***** PROVIDED DATA

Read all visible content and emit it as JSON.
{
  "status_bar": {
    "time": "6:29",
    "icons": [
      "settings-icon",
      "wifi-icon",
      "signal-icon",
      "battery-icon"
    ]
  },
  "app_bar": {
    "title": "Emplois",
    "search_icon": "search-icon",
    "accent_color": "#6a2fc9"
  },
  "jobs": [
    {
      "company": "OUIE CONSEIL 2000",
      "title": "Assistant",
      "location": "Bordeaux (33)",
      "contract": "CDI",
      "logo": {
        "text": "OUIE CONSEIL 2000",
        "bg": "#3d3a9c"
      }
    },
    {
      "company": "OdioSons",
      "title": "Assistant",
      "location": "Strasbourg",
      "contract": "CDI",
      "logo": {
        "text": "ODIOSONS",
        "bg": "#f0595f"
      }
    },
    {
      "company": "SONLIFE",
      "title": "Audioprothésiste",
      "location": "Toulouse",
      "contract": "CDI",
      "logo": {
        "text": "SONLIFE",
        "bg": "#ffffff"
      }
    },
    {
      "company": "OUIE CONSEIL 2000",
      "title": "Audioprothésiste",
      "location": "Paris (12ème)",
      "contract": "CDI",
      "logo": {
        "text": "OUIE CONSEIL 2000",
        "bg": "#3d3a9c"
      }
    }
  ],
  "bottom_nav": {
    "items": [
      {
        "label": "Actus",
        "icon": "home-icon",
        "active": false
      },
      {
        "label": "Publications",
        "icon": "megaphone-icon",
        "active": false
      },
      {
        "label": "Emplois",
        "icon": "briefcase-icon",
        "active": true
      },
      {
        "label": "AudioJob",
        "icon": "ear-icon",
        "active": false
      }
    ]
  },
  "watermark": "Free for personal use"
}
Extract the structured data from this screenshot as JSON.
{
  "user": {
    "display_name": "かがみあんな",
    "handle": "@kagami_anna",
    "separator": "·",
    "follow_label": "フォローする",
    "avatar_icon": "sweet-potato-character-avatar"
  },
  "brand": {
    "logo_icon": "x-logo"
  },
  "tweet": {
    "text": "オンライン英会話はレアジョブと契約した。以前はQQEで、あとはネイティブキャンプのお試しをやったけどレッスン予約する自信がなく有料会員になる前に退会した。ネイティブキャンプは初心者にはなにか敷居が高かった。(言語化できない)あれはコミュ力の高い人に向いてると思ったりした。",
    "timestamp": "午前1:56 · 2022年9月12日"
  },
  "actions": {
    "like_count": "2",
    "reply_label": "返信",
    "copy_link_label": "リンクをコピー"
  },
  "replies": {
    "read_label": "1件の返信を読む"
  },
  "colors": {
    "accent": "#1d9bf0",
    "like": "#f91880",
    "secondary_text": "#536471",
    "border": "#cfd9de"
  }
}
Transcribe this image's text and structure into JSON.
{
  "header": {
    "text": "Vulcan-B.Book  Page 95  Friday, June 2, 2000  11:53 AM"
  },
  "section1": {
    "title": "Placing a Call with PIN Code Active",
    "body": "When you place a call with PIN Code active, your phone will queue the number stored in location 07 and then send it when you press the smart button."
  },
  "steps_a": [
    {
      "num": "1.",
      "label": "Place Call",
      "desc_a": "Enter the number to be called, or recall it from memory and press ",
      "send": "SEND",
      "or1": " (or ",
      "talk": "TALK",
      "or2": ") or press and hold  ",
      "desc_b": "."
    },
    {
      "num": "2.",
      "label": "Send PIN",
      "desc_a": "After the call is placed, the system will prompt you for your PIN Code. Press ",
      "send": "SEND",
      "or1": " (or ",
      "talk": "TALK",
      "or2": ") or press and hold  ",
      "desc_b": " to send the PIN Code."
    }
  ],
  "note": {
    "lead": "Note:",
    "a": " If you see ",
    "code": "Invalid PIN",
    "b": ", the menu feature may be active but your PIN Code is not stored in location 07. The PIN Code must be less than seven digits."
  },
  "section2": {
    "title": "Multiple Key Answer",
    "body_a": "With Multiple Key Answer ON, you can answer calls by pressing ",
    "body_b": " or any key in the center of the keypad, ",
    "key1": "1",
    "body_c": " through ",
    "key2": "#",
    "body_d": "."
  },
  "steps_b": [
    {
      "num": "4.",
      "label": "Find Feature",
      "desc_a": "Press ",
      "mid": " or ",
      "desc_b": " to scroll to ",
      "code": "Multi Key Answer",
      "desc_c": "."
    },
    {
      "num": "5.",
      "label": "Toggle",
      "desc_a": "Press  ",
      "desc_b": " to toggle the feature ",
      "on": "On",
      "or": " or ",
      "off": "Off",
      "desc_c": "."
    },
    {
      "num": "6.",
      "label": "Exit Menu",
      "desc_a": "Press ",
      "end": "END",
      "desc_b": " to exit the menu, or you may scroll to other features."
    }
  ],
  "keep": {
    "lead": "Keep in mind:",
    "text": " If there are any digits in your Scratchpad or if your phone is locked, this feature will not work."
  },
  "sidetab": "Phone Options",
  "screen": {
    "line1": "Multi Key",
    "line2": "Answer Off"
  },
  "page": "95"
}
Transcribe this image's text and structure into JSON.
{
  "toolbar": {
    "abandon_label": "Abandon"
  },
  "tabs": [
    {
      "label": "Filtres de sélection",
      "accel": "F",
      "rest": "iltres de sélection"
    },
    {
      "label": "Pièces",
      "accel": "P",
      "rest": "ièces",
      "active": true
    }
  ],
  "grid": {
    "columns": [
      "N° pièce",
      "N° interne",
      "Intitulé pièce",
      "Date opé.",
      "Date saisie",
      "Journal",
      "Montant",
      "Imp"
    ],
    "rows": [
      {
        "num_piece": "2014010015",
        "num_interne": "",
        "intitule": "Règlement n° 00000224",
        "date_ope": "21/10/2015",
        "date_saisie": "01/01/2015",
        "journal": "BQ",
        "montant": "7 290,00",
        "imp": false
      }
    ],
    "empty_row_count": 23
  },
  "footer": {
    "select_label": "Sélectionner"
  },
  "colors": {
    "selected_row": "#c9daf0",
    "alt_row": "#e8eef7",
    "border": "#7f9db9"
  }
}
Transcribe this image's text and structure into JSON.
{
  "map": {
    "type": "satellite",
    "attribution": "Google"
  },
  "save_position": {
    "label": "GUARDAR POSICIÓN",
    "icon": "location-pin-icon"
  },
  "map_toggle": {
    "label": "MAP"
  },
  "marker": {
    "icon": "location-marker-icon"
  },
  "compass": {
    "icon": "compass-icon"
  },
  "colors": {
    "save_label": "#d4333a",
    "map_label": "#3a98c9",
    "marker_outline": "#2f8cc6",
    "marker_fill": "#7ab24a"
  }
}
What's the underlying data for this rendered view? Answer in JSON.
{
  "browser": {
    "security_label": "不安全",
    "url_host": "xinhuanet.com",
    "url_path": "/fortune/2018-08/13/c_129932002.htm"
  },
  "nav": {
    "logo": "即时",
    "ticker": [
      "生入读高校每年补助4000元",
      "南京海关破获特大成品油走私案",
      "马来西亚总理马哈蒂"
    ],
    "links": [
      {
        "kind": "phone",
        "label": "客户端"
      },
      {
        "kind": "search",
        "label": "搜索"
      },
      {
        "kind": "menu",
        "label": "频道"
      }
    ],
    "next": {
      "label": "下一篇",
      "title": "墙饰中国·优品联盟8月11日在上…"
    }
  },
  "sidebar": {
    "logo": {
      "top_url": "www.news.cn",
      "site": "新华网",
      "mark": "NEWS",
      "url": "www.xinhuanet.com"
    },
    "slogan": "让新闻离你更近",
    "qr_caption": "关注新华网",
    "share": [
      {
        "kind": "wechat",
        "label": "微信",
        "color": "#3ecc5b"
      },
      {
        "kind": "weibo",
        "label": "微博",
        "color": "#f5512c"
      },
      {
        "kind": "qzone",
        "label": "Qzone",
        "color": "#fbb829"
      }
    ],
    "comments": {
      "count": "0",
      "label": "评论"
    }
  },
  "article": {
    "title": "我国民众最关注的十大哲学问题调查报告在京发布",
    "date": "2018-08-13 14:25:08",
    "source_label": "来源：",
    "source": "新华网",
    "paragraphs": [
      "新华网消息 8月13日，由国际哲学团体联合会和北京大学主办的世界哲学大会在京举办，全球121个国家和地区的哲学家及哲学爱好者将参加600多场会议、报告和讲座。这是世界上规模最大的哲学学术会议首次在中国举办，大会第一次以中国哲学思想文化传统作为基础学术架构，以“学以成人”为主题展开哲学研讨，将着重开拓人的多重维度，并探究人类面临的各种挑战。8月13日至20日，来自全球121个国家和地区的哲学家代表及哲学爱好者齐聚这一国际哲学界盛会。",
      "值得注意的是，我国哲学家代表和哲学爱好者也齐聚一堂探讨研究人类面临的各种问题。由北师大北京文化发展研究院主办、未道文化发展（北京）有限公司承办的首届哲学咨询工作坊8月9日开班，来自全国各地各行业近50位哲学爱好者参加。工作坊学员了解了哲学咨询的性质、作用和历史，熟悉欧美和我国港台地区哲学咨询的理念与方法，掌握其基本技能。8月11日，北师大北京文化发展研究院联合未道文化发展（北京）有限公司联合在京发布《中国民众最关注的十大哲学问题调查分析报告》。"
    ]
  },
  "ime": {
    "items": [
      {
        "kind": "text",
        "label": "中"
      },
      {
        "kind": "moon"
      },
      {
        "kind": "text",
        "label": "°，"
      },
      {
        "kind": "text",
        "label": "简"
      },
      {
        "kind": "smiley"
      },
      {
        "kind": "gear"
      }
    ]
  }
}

**********

**WHAT THE TASK ASKS**
Using the listing above, pull out all lines that hold the word "number".

**ANSWER TO THE PROBLEM**
    "body": "When you place a call with PIN Code active, your phone will queue the number stored in location 07 and then send it when you press the smart button."
      "desc_a": "Enter the number to be called, or recall it from memory and press ",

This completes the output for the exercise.